STATED EXERCISE> Exclude the pictures, then quote exactly the lines from the one holding "Reverse-engineer this chart into JSON." through the last line of the records.

DATA SHOWN>
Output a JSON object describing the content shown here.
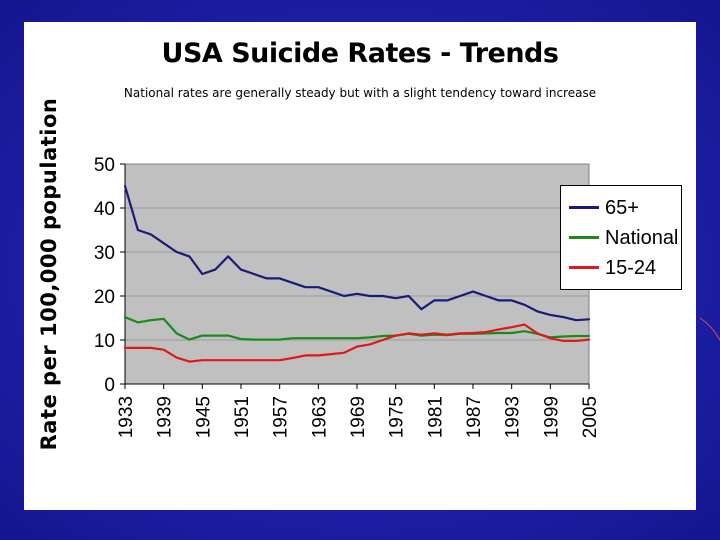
{
  "slide": {
    "background_color": "#1f22b0",
    "panel_color": "#ffffff"
  },
  "chart_data": {
    "type": "line",
    "title": "USA Suicide Rates - Trends",
    "subtitle": "National rates are generally steady but with a slight tendency toward increase",
    "ylabel": "Rate per 100,000 population",
    "xlabel": "",
    "ylim": [
      0,
      50
    ],
    "yticks": [
      0,
      10,
      20,
      30,
      40,
      50
    ],
    "xlim": [
      1933,
      2005
    ],
    "xticks": [
      1933,
      1939,
      1945,
      1951,
      1957,
      1963,
      1969,
      1975,
      1981,
      1987,
      1993,
      1999,
      2005
    ],
    "grid": true,
    "plot_background": "#c0c0c0",
    "legend_position": "right",
    "series": [
      {
        "name": "65+",
        "color": "#1a1a7a",
        "points": [
          [
            1933,
            45
          ],
          [
            1935,
            35
          ],
          [
            1937,
            34
          ],
          [
            1939,
            32
          ],
          [
            1941,
            30
          ],
          [
            1943,
            29
          ],
          [
            1945,
            25
          ],
          [
            1947,
            26
          ],
          [
            1949,
            29
          ],
          [
            1951,
            26
          ],
          [
            1953,
            25
          ],
          [
            1955,
            24
          ],
          [
            1957,
            24
          ],
          [
            1959,
            23
          ],
          [
            1961,
            22
          ],
          [
            1963,
            22
          ],
          [
            1965,
            21
          ],
          [
            1967,
            20
          ],
          [
            1969,
            20.5
          ],
          [
            1971,
            20
          ],
          [
            1973,
            20
          ],
          [
            1975,
            19.5
          ],
          [
            1977,
            20
          ],
          [
            1979,
            17
          ],
          [
            1981,
            19
          ],
          [
            1983,
            19
          ],
          [
            1985,
            20
          ],
          [
            1987,
            21
          ],
          [
            1989,
            20
          ],
          [
            1991,
            19
          ],
          [
            1993,
            19
          ],
          [
            1995,
            18
          ],
          [
            1997,
            16.5
          ],
          [
            1999,
            15.7
          ],
          [
            2001,
            15.2
          ],
          [
            2003,
            14.5
          ],
          [
            2005,
            14.7
          ]
        ]
      },
      {
        "name": "National",
        "color": "#1a8a1a",
        "points": [
          [
            1933,
            15.2
          ],
          [
            1935,
            14
          ],
          [
            1937,
            14.5
          ],
          [
            1939,
            14.8
          ],
          [
            1941,
            11.5
          ],
          [
            1943,
            10.1
          ],
          [
            1945,
            11
          ],
          [
            1947,
            11
          ],
          [
            1949,
            11
          ],
          [
            1951,
            10.2
          ],
          [
            1953,
            10.1
          ],
          [
            1955,
            10.1
          ],
          [
            1957,
            10.1
          ],
          [
            1959,
            10.4
          ],
          [
            1961,
            10.4
          ],
          [
            1963,
            10.4
          ],
          [
            1965,
            10.4
          ],
          [
            1967,
            10.4
          ],
          [
            1969,
            10.4
          ],
          [
            1971,
            10.6
          ],
          [
            1973,
            10.9
          ],
          [
            1975,
            11
          ],
          [
            1977,
            11.4
          ],
          [
            1979,
            11
          ],
          [
            1981,
            11.2
          ],
          [
            1983,
            11.1
          ],
          [
            1985,
            11.4
          ],
          [
            1987,
            11.4
          ],
          [
            1989,
            11.5
          ],
          [
            1991,
            11.6
          ],
          [
            1993,
            11.6
          ],
          [
            1995,
            12
          ],
          [
            1997,
            11.4
          ],
          [
            1999,
            10.6
          ],
          [
            2001,
            10.8
          ],
          [
            2003,
            10.9
          ],
          [
            2005,
            10.9
          ]
        ]
      },
      {
        "name": "15-24",
        "color": "#e01818",
        "points": [
          [
            1933,
            8.2
          ],
          [
            1935,
            8.2
          ],
          [
            1937,
            8.2
          ],
          [
            1939,
            7.8
          ],
          [
            1941,
            6
          ],
          [
            1943,
            5.1
          ],
          [
            1945,
            5.4
          ],
          [
            1947,
            5.4
          ],
          [
            1949,
            5.4
          ],
          [
            1951,
            5.4
          ],
          [
            1953,
            5.4
          ],
          [
            1955,
            5.4
          ],
          [
            1957,
            5.4
          ],
          [
            1959,
            5.9
          ],
          [
            1961,
            6.5
          ],
          [
            1963,
            6.5
          ],
          [
            1965,
            6.8
          ],
          [
            1967,
            7.1
          ],
          [
            1969,
            8.5
          ],
          [
            1971,
            9
          ],
          [
            1973,
            10
          ],
          [
            1975,
            11
          ],
          [
            1977,
            11.5
          ],
          [
            1979,
            11.2
          ],
          [
            1981,
            11.5
          ],
          [
            1983,
            11.2
          ],
          [
            1985,
            11.5
          ],
          [
            1987,
            11.6
          ],
          [
            1989,
            11.8
          ],
          [
            1991,
            12.4
          ],
          [
            1993,
            12.9
          ],
          [
            1995,
            13.5
          ],
          [
            1997,
            11.5
          ],
          [
            1999,
            10.4
          ],
          [
            2001,
            9.8
          ],
          [
            2003,
            9.8
          ],
          [
            2005,
            10.1
          ]
        ]
      }
    ]
  }
}
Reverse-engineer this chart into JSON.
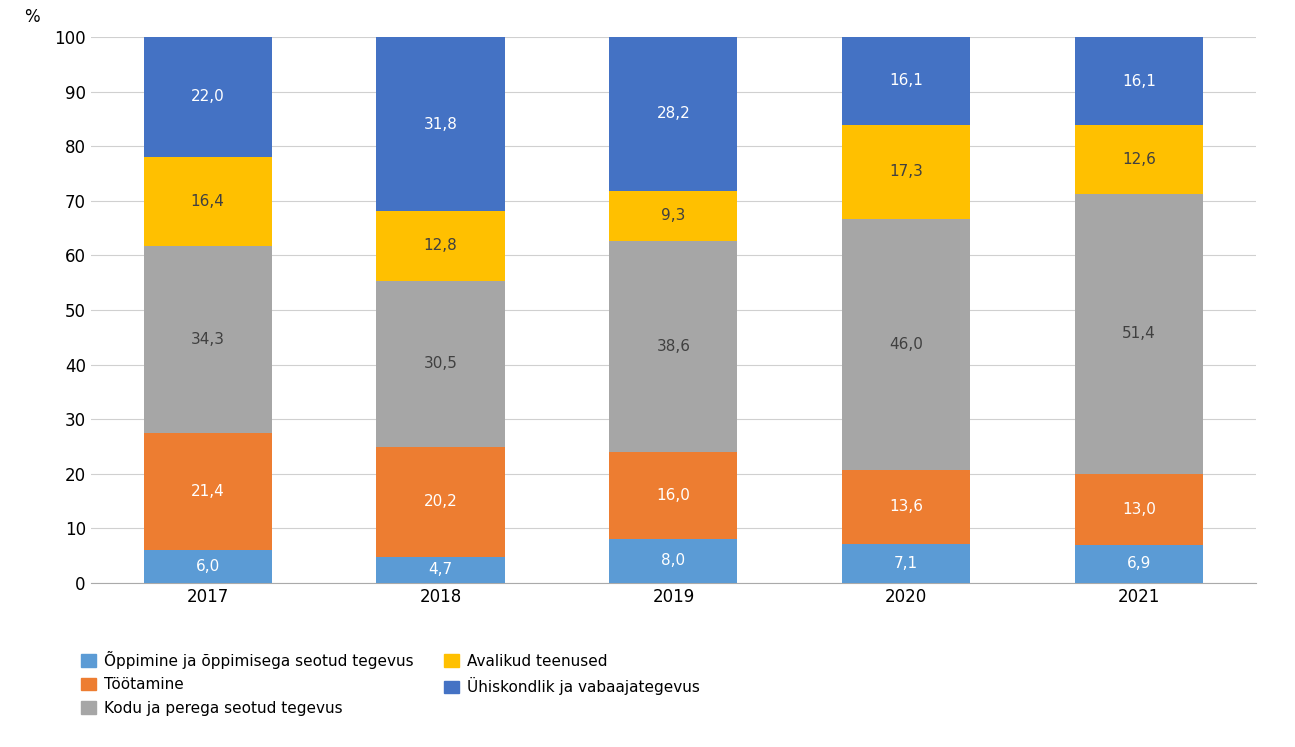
{
  "years": [
    "2017",
    "2018",
    "2019",
    "2020",
    "2021"
  ],
  "series": [
    {
      "label": "Õppimine ja õppimisega seotud tegevus",
      "values": [
        6.0,
        4.7,
        8.0,
        7.1,
        6.9
      ],
      "color": "#5b9bd5"
    },
    {
      "label": "Töötamine",
      "values": [
        21.4,
        20.2,
        16.0,
        13.6,
        13.0
      ],
      "color": "#ed7d31"
    },
    {
      "label": "Kodu ja perega seotud tegevus",
      "values": [
        34.3,
        30.5,
        38.6,
        46.0,
        51.4
      ],
      "color": "#a6a6a6"
    },
    {
      "label": "Avalikud teenused",
      "values": [
        16.4,
        12.8,
        9.3,
        17.3,
        12.6
      ],
      "color": "#ffc000"
    },
    {
      "label": "Ühiskondlik ja vabaajategevus",
      "values": [
        22.0,
        31.8,
        28.2,
        16.1,
        16.1
      ],
      "color": "#4472c4"
    }
  ],
  "ylabel": "%",
  "ylim": [
    0,
    100
  ],
  "yticks": [
    0,
    10,
    20,
    30,
    40,
    50,
    60,
    70,
    80,
    90,
    100
  ],
  "background_color": "#ffffff",
  "bar_width": 0.55,
  "label_fontsize": 11,
  "tick_fontsize": 12,
  "legend_fontsize": 11,
  "text_colors": [
    "white",
    "white",
    "#404040",
    "#404040",
    "white"
  ]
}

ANSWER FOR THIS EXERCISE>
Reverse-engineer this chart into JSON.
{
  "years": [
    "2017",
    "2018",
    "2019",
    "2020",
    "2021"
  ],
  "series": [
    {
      "label": "Õppimine ja õppimisega seotud tegevus",
      "values": [
        6.0,
        4.7,
        8.0,
        7.1,
        6.9
      ],
      "color": "#5b9bd5"
    },
    {
      "label": "Töötamine",
      "values": [
        21.4,
        20.2,
        16.0,
        13.6,
        13.0
      ],
      "color": "#ed7d31"
    },
    {
      "label": "Kodu ja perega seotud tegevus",
      "values": [
        34.3,
        30.5,
        38.6,
        46.0,
        51.4
      ],
      "color": "#a6a6a6"
    },
    {
      "label": "Avalikud teenused",
      "values": [
        16.4,
        12.8,
        9.3,
        17.3,
        12.6
      ],
      "color": "#ffc000"
    },
    {
      "label": "Ühiskondlik ja vabaajategevus",
      "values": [
        22.0,
        31.8,
        28.2,
        16.1,
        16.1
      ],
      "color": "#4472c4"
    }
  ],
  "ylabel": "%",
  "ylim": [
    0,
    100
  ],
  "yticks": [
    0,
    10,
    20,
    30,
    40,
    50,
    60,
    70,
    80,
    90,
    100
  ],
  "background_color": "#ffffff",
  "bar_width": 0.55,
  "label_fontsize": 11,
  "tick_fontsize": 12,
  "legend_fontsize": 11,
  "text_colors": [
    "white",
    "white",
    "#404040",
    "#404040",
    "white"
  ]
}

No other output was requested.